= Problem description =
Identify the lines that contain the word "подачи", then copy them.
··· Stored data
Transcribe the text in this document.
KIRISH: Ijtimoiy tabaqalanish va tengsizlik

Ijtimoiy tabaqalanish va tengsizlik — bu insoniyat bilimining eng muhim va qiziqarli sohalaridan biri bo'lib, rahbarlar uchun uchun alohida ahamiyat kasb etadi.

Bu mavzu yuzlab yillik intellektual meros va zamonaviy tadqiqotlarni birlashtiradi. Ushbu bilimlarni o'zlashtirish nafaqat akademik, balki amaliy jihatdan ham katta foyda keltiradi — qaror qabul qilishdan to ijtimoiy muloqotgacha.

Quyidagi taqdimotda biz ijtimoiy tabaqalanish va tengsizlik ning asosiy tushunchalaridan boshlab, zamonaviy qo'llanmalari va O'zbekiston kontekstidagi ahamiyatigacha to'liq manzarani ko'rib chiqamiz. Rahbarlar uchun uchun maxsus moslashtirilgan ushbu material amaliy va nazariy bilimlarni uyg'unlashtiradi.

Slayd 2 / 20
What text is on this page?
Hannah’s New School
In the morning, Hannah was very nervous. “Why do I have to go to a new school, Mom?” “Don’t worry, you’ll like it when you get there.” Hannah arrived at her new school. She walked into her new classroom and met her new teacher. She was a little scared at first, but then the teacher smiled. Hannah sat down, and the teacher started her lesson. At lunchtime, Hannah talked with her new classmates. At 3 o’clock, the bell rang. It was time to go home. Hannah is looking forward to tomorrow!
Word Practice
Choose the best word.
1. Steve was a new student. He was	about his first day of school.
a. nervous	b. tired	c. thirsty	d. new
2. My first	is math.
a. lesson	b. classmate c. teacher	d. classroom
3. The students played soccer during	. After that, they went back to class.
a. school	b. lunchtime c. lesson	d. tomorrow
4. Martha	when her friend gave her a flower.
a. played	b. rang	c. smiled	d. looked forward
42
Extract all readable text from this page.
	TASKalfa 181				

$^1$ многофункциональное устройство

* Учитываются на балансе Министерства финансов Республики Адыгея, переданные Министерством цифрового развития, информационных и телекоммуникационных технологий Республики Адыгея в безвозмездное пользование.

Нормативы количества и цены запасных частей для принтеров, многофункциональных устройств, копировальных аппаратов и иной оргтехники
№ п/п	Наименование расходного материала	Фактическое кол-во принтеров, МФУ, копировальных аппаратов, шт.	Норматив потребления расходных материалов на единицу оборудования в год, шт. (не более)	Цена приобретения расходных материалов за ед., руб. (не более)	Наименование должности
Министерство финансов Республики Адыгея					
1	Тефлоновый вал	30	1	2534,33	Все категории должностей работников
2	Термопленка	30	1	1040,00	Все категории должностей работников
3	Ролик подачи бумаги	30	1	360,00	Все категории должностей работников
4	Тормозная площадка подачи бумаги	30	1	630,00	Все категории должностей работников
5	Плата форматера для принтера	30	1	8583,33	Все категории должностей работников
······
= Final result =
3	Ролик подачи бумаги	30	1	360,00	Все категории должностей работников
4	Тормозная площадка подачи бумаги	30	1	630,00	Все категории должностей работников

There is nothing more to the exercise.